## START Data supplied

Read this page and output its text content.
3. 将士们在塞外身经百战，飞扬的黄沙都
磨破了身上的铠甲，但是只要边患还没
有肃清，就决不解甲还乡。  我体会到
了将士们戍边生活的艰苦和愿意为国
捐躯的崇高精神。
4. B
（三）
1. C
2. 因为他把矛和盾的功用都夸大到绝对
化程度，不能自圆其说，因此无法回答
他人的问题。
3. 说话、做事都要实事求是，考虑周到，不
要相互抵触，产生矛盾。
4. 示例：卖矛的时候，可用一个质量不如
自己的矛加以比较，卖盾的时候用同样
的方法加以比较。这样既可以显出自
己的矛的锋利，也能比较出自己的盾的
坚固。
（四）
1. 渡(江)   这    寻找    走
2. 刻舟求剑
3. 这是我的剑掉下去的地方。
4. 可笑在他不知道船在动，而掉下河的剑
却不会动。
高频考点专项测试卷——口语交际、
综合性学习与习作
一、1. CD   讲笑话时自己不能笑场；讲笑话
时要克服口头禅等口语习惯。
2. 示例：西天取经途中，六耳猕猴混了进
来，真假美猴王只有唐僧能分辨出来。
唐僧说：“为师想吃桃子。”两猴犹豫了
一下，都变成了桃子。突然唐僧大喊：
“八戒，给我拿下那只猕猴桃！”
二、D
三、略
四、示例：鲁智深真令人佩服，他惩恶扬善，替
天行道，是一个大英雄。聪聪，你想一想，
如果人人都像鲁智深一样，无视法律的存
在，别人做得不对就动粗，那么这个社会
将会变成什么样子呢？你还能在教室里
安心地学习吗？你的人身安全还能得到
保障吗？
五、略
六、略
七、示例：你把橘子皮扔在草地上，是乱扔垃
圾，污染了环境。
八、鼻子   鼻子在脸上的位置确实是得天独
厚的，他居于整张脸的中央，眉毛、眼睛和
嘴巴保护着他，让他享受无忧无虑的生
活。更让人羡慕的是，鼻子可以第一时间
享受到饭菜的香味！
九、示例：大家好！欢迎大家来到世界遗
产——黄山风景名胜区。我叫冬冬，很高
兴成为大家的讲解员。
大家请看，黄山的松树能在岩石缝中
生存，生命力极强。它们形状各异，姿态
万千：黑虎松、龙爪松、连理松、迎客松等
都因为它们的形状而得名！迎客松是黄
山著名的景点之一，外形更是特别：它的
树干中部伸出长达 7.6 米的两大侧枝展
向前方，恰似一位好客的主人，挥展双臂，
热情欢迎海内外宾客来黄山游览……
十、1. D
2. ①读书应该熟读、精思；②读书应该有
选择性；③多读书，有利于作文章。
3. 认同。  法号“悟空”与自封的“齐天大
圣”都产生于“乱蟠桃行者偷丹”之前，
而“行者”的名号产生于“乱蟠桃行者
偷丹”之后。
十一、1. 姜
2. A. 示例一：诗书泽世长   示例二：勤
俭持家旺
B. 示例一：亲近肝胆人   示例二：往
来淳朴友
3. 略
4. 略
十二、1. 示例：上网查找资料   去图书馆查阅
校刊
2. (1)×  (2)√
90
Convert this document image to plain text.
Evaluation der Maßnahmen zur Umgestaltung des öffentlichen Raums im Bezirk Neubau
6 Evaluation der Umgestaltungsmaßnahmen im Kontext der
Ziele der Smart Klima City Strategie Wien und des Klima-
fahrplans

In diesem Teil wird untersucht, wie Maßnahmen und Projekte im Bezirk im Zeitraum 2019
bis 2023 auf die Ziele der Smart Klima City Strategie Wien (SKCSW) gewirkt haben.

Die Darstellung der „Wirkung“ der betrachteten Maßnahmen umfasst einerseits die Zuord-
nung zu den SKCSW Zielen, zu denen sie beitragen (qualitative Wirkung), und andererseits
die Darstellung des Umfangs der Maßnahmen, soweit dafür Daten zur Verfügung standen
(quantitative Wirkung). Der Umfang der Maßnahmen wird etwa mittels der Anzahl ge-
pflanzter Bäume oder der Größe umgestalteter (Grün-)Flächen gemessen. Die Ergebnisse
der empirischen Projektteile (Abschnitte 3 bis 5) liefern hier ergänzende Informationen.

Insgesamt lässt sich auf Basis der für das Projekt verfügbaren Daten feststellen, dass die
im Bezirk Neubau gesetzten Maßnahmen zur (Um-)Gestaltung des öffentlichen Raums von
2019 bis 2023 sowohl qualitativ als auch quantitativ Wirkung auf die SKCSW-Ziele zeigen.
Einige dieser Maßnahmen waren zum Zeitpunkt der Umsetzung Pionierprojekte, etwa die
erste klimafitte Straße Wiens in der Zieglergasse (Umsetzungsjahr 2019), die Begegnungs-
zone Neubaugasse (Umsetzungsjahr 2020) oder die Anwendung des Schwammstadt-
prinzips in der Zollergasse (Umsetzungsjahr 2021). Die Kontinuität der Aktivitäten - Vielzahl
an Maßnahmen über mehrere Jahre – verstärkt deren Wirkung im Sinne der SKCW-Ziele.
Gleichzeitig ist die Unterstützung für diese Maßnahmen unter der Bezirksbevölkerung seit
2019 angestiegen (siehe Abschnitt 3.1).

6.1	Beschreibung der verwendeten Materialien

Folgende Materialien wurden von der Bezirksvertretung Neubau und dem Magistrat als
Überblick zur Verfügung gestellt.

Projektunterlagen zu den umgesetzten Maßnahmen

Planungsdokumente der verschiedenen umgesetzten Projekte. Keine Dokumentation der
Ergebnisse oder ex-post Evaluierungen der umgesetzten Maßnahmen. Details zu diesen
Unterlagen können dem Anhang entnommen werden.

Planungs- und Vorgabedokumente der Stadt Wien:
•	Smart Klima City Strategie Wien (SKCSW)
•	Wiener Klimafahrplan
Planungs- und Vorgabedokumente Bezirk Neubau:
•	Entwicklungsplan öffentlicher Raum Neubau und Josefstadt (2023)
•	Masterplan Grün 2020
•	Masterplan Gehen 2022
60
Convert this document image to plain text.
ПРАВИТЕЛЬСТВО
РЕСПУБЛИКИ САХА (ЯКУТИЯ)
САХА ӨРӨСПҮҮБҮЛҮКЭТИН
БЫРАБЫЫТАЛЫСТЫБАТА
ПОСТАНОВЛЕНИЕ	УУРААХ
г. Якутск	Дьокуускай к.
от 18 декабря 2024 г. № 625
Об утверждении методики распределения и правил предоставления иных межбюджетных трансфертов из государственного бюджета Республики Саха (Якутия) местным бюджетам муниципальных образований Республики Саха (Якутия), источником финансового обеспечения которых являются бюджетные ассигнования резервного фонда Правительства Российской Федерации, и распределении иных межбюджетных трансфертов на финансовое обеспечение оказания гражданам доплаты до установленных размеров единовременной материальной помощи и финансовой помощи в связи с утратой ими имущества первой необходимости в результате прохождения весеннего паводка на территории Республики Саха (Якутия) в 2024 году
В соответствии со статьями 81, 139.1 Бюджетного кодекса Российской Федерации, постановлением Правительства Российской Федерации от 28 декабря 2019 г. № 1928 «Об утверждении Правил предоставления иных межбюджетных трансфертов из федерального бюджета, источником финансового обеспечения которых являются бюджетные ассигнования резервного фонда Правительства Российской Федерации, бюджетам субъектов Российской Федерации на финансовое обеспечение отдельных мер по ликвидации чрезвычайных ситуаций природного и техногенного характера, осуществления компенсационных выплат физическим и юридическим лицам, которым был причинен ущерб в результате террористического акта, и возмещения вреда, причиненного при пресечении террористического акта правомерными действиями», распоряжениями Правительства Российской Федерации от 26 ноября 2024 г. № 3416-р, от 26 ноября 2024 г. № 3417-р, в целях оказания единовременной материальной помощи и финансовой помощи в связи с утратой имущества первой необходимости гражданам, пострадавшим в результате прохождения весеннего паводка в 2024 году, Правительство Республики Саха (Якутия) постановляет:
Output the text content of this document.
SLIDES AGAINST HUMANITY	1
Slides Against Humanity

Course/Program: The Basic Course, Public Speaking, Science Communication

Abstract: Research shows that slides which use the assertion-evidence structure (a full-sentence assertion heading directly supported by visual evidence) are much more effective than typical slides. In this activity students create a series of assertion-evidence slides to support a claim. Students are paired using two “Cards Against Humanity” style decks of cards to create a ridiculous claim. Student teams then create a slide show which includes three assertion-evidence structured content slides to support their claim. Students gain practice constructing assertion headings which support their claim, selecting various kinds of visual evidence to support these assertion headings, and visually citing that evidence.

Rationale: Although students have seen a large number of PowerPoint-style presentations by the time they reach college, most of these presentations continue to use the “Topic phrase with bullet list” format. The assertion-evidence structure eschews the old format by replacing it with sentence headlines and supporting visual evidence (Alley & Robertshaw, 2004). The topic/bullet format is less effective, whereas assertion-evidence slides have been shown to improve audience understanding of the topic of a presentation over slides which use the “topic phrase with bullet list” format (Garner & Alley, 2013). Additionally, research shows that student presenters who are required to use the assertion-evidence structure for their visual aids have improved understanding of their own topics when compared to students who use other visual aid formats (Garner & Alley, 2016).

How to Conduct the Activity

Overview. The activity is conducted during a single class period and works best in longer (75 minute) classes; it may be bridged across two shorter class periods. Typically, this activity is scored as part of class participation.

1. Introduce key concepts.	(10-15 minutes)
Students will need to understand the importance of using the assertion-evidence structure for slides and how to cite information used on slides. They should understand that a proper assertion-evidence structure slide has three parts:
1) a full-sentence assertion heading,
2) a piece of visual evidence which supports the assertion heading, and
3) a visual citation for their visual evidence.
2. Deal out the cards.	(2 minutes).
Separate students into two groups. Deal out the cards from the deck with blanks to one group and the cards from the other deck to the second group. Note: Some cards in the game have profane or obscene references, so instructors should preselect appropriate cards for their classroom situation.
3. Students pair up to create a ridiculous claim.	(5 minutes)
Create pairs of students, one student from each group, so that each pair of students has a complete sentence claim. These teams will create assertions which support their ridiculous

## END Data supplied

▶ [Exercise directions]: Each line in the data that holds the string "full" should be found and copied.

▶ [Problem solution]:
Abstract: Research shows that slides which use the assertion-evidence structure (a full-sentence assertion heading directly supported by visual evidence) are much more effective than typical slides. In this activity students create a series of assertion-evidence slides to support a claim. Students are paired using two “Cards Against Humanity” style decks of cards to create a ridiculous claim. Student teams then create a slide show which includes three assertion-evidence structured content slides to support their claim. Students gain practice constructing assertion headings which support their claim, selecting various kinds of visual evidence to support these assertion headings, and visually citing that evidence.
1) a full-sentence assertion heading,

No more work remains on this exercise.